— Exercise materials —
BEGIN

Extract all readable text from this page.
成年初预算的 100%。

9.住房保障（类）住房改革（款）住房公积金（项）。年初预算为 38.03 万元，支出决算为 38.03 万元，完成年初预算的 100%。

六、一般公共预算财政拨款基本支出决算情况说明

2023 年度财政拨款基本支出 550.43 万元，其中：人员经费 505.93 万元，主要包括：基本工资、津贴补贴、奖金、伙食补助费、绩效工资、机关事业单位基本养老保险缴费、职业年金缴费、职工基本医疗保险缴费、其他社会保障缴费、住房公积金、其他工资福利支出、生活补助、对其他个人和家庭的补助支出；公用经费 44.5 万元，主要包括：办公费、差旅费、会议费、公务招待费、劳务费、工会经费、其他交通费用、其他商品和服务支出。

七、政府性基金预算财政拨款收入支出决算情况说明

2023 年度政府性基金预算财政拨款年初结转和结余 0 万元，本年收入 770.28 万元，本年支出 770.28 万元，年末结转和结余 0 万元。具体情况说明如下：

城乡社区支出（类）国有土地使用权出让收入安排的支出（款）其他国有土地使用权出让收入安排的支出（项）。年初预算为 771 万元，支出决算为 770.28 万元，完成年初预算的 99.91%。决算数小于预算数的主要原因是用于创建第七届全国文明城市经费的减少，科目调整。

END
BEGIN

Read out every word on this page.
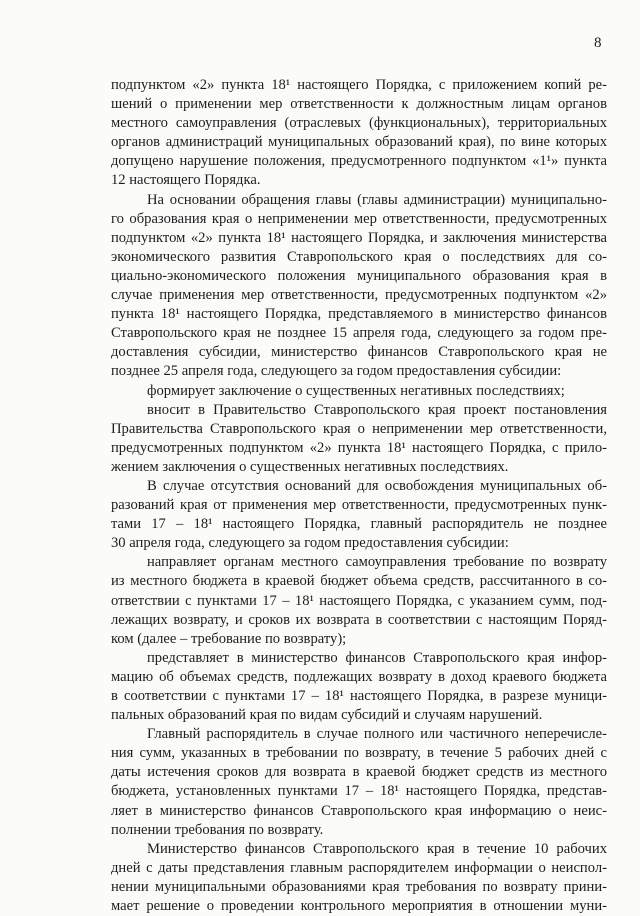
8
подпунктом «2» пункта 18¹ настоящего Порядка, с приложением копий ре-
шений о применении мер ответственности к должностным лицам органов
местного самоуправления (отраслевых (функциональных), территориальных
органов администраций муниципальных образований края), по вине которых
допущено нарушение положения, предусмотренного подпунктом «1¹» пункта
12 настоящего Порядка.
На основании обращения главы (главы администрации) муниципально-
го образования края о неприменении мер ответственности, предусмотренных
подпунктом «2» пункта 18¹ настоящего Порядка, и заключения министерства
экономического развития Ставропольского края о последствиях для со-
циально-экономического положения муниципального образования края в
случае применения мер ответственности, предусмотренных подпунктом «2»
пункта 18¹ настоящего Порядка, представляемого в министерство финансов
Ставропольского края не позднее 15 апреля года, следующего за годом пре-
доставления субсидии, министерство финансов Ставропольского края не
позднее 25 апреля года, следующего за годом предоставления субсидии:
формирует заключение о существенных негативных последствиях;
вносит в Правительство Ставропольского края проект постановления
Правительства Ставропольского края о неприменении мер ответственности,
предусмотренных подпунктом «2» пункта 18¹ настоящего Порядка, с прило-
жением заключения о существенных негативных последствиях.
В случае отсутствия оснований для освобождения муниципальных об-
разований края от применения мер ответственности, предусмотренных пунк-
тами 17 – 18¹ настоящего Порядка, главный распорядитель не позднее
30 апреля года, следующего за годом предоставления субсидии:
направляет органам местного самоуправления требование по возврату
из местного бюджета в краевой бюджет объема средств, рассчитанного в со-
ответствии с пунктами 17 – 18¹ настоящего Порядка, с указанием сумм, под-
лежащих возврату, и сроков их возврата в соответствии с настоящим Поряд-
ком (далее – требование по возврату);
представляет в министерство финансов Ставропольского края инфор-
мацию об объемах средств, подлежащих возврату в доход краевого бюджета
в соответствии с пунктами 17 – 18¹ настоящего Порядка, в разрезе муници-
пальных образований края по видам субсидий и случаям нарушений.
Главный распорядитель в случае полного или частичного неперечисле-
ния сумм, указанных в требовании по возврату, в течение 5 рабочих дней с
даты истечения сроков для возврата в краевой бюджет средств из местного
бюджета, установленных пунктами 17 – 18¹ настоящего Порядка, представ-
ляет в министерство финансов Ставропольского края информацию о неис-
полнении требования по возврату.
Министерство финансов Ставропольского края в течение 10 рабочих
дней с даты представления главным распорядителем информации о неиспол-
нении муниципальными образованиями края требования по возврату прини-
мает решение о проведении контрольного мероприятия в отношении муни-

END
BEGIN

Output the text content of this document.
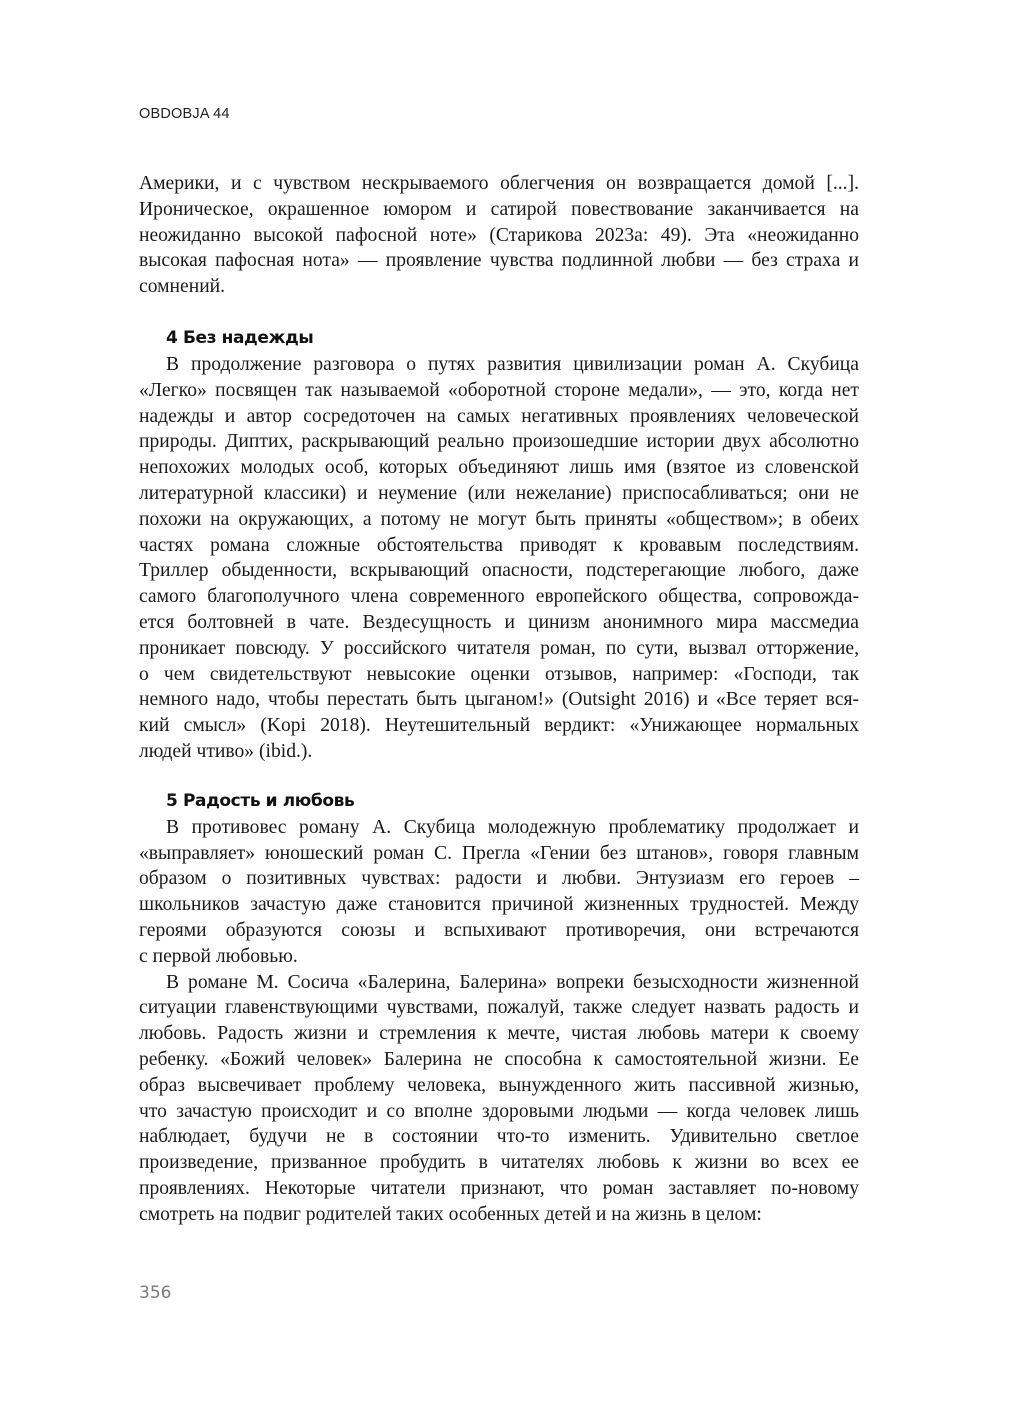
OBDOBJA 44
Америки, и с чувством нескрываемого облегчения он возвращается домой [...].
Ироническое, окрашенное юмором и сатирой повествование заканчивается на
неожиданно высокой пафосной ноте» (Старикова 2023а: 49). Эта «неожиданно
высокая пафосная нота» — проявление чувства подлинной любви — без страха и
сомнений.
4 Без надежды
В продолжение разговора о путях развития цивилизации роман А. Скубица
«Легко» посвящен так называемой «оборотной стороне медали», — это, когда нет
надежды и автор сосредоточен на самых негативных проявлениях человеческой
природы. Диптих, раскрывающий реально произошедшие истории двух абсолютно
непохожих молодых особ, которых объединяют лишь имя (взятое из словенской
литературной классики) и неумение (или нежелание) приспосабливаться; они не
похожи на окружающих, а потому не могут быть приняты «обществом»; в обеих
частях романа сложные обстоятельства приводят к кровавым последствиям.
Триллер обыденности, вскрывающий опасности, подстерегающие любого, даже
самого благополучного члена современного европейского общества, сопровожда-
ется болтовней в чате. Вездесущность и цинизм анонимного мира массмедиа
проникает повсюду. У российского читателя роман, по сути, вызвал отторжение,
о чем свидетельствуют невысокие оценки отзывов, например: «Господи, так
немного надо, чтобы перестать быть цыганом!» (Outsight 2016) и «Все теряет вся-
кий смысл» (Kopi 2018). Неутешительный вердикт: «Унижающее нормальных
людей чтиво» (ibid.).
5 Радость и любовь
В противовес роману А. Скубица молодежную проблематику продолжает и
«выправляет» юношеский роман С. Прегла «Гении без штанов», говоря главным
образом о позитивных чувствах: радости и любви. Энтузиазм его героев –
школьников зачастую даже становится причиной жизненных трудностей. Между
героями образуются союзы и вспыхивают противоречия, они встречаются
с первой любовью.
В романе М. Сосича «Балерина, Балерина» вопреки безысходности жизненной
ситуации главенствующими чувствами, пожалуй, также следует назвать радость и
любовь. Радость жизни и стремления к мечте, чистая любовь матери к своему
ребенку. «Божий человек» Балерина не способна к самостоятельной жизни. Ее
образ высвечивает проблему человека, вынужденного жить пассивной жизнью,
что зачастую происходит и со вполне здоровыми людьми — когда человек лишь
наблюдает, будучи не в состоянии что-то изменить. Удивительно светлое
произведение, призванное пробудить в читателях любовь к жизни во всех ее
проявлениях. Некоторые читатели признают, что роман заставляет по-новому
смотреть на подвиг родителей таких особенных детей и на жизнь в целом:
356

END

— Exercise directions —
In the listing above, how many lines hold the word "даже"? Give the number and nothing more.

— Solution to this exercise —
2